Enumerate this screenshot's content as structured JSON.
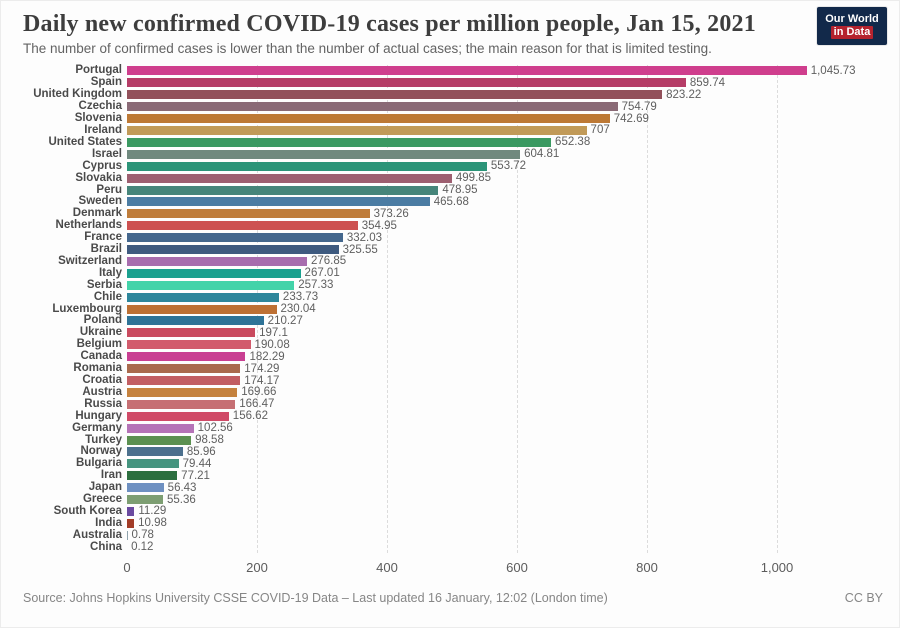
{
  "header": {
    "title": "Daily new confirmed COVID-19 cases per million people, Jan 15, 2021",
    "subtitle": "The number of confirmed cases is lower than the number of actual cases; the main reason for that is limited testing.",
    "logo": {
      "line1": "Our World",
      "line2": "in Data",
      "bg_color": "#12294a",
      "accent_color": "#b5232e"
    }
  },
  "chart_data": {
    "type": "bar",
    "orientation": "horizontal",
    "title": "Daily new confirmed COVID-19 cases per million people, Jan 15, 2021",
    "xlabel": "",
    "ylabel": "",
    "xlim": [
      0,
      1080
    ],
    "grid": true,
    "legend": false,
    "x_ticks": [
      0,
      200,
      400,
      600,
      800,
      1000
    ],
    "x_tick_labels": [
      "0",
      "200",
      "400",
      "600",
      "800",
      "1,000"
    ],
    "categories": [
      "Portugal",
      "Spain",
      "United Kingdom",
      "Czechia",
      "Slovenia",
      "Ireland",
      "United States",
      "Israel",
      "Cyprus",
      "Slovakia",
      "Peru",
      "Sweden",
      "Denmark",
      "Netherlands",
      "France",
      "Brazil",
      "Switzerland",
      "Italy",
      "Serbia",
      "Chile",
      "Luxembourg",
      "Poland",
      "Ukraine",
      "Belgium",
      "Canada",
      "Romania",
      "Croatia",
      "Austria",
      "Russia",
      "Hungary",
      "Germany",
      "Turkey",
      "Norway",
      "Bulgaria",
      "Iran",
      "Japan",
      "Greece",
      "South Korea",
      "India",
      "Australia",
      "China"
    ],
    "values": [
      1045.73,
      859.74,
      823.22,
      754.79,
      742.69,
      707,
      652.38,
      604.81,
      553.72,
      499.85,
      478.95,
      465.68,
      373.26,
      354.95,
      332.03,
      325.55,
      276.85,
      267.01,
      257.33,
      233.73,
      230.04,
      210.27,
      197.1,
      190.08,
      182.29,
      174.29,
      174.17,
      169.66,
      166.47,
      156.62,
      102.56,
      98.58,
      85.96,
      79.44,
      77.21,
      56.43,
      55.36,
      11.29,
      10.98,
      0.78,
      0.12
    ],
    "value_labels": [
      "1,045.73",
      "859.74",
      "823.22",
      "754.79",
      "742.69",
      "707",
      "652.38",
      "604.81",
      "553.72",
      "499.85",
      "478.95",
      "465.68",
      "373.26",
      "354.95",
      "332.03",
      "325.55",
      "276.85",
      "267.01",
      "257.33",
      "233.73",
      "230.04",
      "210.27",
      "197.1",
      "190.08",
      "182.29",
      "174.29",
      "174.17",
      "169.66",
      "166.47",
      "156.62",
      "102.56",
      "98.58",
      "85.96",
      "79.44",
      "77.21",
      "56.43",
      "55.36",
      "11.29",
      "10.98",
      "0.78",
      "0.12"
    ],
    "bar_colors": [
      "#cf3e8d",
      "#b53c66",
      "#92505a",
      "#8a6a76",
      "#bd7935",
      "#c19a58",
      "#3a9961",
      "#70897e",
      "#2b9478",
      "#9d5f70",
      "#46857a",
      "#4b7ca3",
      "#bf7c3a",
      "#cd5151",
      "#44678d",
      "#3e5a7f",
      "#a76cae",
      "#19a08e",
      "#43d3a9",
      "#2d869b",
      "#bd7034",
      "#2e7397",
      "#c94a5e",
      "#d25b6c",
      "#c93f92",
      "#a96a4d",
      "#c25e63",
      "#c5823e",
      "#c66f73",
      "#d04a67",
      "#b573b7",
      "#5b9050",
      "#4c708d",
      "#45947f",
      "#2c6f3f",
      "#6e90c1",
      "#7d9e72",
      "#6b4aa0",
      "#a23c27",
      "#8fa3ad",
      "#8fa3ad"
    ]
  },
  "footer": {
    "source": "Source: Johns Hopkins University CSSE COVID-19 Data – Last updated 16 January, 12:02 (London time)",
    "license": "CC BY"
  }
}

- PROMPT
Each entry above should be reproduced exactly, with the pictures removed.

- FINISHED ANSWER
Enumerate this screenshot's content as structured JSON.
{
  "header": {
    "title": "Daily new confirmed COVID-19 cases per million people, Jan 15, 2021",
    "subtitle": "The number of confirmed cases is lower than the number of actual cases; the main reason for that is limited testing.",
    "logo": {
      "line1": "Our World",
      "line2": "in Data",
      "bg_color": "#12294a",
      "accent_color": "#b5232e"
    }
  },
  "chart_data": {
    "type": "bar",
    "orientation": "horizontal",
    "title": "Daily new confirmed COVID-19 cases per million people, Jan 15, 2021",
    "xlabel": "",
    "ylabel": "",
    "xlim": [
      0,
      1080
    ],
    "grid": true,
    "legend": false,
    "x_ticks": [
      0,
      200,
      400,
      600,
      800,
      1000
    ],
    "x_tick_labels": [
      "0",
      "200",
      "400",
      "600",
      "800",
      "1,000"
    ],
    "categories": [
      "Portugal",
      "Spain",
      "United Kingdom",
      "Czechia",
      "Slovenia",
      "Ireland",
      "United States",
      "Israel",
      "Cyprus",
      "Slovakia",
      "Peru",
      "Sweden",
      "Denmark",
      "Netherlands",
      "France",
      "Brazil",
      "Switzerland",
      "Italy",
      "Serbia",
      "Chile",
      "Luxembourg",
      "Poland",
      "Ukraine",
      "Belgium",
      "Canada",
      "Romania",
      "Croatia",
      "Austria",
      "Russia",
      "Hungary",
      "Germany",
      "Turkey",
      "Norway",
      "Bulgaria",
      "Iran",
      "Japan",
      "Greece",
      "South Korea",
      "India",
      "Australia",
      "China"
    ],
    "values": [
      1045.73,
      859.74,
      823.22,
      754.79,
      742.69,
      707,
      652.38,
      604.81,
      553.72,
      499.85,
      478.95,
      465.68,
      373.26,
      354.95,
      332.03,
      325.55,
      276.85,
      267.01,
      257.33,
      233.73,
      230.04,
      210.27,
      197.1,
      190.08,
      182.29,
      174.29,
      174.17,
      169.66,
      166.47,
      156.62,
      102.56,
      98.58,
      85.96,
      79.44,
      77.21,
      56.43,
      55.36,
      11.29,
      10.98,
      0.78,
      0.12
    ],
    "value_labels": [
      "1,045.73",
      "859.74",
      "823.22",
      "754.79",
      "742.69",
      "707",
      "652.38",
      "604.81",
      "553.72",
      "499.85",
      "478.95",
      "465.68",
      "373.26",
      "354.95",
      "332.03",
      "325.55",
      "276.85",
      "267.01",
      "257.33",
      "233.73",
      "230.04",
      "210.27",
      "197.1",
      "190.08",
      "182.29",
      "174.29",
      "174.17",
      "169.66",
      "166.47",
      "156.62",
      "102.56",
      "98.58",
      "85.96",
      "79.44",
      "77.21",
      "56.43",
      "55.36",
      "11.29",
      "10.98",
      "0.78",
      "0.12"
    ],
    "bar_colors": [
      "#cf3e8d",
      "#b53c66",
      "#92505a",
      "#8a6a76",
      "#bd7935",
      "#c19a58",
      "#3a9961",
      "#70897e",
      "#2b9478",
      "#9d5f70",
      "#46857a",
      "#4b7ca3",
      "#bf7c3a",
      "#cd5151",
      "#44678d",
      "#3e5a7f",
      "#a76cae",
      "#19a08e",
      "#43d3a9",
      "#2d869b",
      "#bd7034",
      "#2e7397",
      "#c94a5e",
      "#d25b6c",
      "#c93f92",
      "#a96a4d",
      "#c25e63",
      "#c5823e",
      "#c66f73",
      "#d04a67",
      "#b573b7",
      "#5b9050",
      "#4c708d",
      "#45947f",
      "#2c6f3f",
      "#6e90c1",
      "#7d9e72",
      "#6b4aa0",
      "#a23c27",
      "#8fa3ad",
      "#8fa3ad"
    ]
  },
  "footer": {
    "source": "Source: Johns Hopkins University CSSE COVID-19 Data – Last updated 16 January, 12:02 (London time)",
    "license": "CC BY"
  }
}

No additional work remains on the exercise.